Collection entries:
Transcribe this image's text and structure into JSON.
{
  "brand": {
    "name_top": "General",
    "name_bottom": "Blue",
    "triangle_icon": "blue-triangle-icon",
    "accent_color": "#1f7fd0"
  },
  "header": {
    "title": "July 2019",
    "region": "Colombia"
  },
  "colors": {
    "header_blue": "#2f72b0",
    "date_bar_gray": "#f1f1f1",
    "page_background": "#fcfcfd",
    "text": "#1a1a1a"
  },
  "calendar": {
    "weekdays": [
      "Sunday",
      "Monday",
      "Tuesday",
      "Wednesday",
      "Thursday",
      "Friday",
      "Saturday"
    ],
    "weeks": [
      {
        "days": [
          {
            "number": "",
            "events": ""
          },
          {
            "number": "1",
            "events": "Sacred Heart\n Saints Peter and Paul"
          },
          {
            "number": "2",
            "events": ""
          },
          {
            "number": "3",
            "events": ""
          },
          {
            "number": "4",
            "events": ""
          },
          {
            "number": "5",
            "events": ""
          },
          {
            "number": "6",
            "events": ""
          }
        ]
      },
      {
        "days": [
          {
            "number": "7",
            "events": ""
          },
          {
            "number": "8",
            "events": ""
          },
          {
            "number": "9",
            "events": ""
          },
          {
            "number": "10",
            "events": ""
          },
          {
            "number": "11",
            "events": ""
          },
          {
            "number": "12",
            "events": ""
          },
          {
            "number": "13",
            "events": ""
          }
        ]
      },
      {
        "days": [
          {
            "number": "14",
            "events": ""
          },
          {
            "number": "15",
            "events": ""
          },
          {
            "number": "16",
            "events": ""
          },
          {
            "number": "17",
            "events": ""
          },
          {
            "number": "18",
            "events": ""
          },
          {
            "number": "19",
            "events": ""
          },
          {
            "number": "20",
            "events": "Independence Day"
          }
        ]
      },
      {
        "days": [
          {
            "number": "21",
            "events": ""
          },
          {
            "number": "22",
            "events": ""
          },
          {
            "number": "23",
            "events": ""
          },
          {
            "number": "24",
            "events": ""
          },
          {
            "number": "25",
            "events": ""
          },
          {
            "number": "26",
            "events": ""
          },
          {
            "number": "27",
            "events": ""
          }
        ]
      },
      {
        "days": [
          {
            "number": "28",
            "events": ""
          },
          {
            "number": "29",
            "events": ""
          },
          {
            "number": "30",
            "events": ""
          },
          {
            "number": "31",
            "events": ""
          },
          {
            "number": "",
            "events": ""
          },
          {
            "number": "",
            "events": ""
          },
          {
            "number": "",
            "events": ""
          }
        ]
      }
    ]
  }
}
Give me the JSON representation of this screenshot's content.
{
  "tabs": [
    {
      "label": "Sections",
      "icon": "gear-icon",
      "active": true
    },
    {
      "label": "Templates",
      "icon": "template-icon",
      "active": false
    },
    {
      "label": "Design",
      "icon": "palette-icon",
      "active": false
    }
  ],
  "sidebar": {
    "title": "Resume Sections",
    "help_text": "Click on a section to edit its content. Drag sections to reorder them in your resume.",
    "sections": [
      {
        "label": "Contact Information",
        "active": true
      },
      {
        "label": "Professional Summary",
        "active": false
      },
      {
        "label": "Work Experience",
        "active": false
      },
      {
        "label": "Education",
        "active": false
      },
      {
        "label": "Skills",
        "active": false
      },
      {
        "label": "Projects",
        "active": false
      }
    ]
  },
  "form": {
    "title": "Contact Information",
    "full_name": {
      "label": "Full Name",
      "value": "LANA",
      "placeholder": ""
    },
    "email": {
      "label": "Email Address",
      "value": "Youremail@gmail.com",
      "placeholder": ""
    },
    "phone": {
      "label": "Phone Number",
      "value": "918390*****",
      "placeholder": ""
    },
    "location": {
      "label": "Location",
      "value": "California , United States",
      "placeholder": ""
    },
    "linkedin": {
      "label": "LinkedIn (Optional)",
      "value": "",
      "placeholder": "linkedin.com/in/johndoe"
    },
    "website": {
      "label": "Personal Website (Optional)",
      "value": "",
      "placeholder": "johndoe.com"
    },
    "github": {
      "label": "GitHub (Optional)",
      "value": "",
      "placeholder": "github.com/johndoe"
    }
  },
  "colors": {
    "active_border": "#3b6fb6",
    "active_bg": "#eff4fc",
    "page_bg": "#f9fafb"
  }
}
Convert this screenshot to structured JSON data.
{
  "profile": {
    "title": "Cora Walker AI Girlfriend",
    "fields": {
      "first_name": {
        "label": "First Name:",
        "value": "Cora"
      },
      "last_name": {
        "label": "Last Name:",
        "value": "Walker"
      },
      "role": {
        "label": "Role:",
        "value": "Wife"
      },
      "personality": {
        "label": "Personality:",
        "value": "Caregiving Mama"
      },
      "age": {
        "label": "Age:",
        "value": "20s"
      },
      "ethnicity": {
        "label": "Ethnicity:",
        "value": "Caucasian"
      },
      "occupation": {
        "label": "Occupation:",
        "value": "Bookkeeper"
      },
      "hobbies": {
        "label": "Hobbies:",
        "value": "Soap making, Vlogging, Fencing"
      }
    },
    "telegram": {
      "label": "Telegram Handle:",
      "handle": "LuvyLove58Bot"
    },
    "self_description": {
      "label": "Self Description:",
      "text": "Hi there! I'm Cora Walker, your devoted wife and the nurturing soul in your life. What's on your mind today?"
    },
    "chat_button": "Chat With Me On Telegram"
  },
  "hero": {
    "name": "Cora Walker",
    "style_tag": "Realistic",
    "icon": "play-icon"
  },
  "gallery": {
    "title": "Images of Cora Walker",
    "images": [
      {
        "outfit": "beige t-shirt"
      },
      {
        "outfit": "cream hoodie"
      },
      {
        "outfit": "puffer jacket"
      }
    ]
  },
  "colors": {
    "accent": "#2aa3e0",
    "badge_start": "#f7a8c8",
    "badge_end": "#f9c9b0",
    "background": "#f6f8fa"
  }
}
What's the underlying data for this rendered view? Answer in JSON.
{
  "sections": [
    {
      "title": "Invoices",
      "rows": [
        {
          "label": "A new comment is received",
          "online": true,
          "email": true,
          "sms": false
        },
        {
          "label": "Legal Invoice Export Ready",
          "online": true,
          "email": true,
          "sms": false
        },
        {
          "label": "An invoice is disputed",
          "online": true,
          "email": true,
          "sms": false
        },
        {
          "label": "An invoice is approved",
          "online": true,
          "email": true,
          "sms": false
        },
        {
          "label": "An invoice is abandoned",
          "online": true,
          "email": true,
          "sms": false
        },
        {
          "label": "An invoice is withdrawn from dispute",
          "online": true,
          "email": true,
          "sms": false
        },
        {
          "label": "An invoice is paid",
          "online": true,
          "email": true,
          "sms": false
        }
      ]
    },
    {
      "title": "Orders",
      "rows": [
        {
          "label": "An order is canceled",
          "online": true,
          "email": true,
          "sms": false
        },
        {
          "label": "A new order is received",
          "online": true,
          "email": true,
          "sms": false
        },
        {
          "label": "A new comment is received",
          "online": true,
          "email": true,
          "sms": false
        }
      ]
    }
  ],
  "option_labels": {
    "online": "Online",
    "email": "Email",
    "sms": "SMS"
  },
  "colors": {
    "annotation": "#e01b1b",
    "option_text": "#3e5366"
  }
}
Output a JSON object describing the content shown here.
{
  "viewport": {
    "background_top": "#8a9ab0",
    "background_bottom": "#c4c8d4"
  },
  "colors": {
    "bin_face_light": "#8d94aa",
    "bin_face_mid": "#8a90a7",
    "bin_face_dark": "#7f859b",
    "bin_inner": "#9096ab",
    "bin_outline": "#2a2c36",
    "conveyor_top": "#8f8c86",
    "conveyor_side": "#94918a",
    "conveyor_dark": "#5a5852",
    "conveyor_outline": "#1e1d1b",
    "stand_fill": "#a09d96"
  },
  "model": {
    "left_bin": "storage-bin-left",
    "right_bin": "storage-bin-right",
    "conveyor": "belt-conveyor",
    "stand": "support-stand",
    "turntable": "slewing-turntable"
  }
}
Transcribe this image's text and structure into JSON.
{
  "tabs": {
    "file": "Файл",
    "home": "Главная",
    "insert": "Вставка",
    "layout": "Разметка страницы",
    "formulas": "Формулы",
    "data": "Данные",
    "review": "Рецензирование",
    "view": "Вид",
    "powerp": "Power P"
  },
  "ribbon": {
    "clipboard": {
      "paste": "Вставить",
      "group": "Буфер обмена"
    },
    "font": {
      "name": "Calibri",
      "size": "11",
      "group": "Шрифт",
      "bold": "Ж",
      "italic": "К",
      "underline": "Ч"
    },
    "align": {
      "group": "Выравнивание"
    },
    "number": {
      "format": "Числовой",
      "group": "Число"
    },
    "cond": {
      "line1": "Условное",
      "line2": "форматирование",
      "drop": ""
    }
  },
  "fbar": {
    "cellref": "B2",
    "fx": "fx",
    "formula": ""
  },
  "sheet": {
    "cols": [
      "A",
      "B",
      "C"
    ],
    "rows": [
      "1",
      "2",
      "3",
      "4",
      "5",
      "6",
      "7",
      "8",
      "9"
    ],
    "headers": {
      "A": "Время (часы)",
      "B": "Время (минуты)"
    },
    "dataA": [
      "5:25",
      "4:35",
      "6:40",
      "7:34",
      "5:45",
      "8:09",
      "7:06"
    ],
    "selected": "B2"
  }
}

(WHAT YOU HAVE TO DO)
Among the lines of the data above, determine how many contain the word "screenshot". Report the number alone.

(TASK RESPONSE)
2